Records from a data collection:

>> Begin

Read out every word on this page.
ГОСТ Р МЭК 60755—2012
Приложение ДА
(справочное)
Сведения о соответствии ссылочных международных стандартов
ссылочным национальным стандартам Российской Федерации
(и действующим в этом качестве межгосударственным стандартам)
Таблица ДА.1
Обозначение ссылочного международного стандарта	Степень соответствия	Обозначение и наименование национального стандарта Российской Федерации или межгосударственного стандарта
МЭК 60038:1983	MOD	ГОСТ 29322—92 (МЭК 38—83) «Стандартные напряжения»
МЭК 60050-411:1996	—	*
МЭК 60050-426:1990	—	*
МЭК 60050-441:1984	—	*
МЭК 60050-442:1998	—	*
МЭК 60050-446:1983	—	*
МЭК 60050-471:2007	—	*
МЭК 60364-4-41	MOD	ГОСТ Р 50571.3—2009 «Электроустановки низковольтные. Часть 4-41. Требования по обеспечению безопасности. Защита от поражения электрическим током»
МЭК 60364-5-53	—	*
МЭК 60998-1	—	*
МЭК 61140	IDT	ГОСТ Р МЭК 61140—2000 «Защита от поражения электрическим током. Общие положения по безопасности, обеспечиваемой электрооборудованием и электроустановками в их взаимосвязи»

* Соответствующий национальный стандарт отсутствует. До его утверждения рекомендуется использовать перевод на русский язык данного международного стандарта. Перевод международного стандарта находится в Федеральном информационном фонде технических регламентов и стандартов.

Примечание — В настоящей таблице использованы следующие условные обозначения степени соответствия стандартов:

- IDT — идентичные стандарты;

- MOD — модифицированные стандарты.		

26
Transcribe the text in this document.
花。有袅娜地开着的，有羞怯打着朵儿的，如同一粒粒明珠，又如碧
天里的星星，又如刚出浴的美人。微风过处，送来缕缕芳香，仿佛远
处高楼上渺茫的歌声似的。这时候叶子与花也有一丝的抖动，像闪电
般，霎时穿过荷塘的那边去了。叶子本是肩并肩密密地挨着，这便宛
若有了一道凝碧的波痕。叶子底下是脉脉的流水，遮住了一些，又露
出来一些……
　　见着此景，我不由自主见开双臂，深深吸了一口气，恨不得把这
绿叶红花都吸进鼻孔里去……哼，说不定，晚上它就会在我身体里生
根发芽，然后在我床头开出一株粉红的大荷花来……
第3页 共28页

>> End

Exercise directions: Filter out all lines lacking the word "Защита" and copy the rest.

Answer below:
МЭК 60364-4-41	MOD	ГОСТ Р 50571.3—2009 «Электроустановки низковольтные. Часть 4-41. Требования по обеспечению безопасности. Защита от поражения электрическим током»
МЭК 61140	IDT	ГОСТ Р МЭК 61140—2000 «Защита от поражения электрическим током. Общие положения по безопасности, обеспечиваемой электрооборудованием и электроустановками в их взаимосвязи»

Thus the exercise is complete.